To be done: Retype all of the entries word for word.
─── Stored rows
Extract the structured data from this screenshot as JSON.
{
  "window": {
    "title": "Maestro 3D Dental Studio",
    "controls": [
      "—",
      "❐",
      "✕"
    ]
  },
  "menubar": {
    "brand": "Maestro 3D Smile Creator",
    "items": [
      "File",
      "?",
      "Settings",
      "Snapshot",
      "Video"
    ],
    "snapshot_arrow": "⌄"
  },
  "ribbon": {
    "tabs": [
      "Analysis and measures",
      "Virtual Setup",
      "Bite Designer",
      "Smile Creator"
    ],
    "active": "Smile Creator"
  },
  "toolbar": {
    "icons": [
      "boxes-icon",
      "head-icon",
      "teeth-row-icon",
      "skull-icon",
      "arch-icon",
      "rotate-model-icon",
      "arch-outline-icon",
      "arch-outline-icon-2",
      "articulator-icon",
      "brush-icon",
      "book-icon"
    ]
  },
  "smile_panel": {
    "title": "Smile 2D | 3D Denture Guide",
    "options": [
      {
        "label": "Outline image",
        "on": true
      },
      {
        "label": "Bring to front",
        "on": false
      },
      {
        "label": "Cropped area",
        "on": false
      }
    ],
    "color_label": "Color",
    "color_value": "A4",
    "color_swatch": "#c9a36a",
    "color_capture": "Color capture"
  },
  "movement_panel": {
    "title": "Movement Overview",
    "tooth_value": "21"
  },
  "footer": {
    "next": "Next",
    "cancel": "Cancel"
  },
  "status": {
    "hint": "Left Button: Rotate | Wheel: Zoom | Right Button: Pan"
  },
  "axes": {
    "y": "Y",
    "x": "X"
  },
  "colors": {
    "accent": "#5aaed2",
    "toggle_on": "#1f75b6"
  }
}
──────
Finished answer:
Extract the structured data from this screenshot as JSON.
{
  "window": {
    "title": "Maestro 3D Dental Studio",
    "controls": [
      "—",
      "❐",
      "✕"
    ]
  },
  "menubar": {
    "brand": "Maestro 3D Smile Creator",
    "items": [
      "File",
      "?",
      "Settings",
      "Snapshot",
      "Video"
    ],
    "snapshot_arrow": "⌄"
  },
  "ribbon": {
    "tabs": [
      "Analysis and measures",
      "Virtual Setup",
      "Bite Designer",
      "Smile Creator"
    ],
    "active": "Smile Creator"
  },
  "toolbar": {
    "icons": [
      "boxes-icon",
      "head-icon",
      "teeth-row-icon",
      "skull-icon",
      "arch-icon",
      "rotate-model-icon",
      "arch-outline-icon",
      "arch-outline-icon-2",
      "articulator-icon",
      "brush-icon",
      "book-icon"
    ]
  },
  "smile_panel": {
    "title": "Smile 2D | 3D Denture Guide",
    "options": [
      {
        "label": "Outline image",
        "on": true
      },
      {
        "label": "Bring to front",
        "on": false
      },
      {
        "label": "Cropped area",
        "on": false
      }
    ],
    "color_label": "Color",
    "color_value": "A4",
    "color_swatch": "#c9a36a",
    "color_capture": "Color capture"
  },
  "movement_panel": {
    "title": "Movement Overview",
    "tooth_value": "21"
  },
  "footer": {
    "next": "Next",
    "cancel": "Cancel"
  },
  "status": {
    "hint": "Left Button: Rotate | Wheel: Zoom | Right Button: Pan"
  },
  "axes": {
    "y": "Y",
    "x": "X"
  },
  "colors": {
    "accent": "#5aaed2",
    "toggle_on": "#1f75b6"
  }
}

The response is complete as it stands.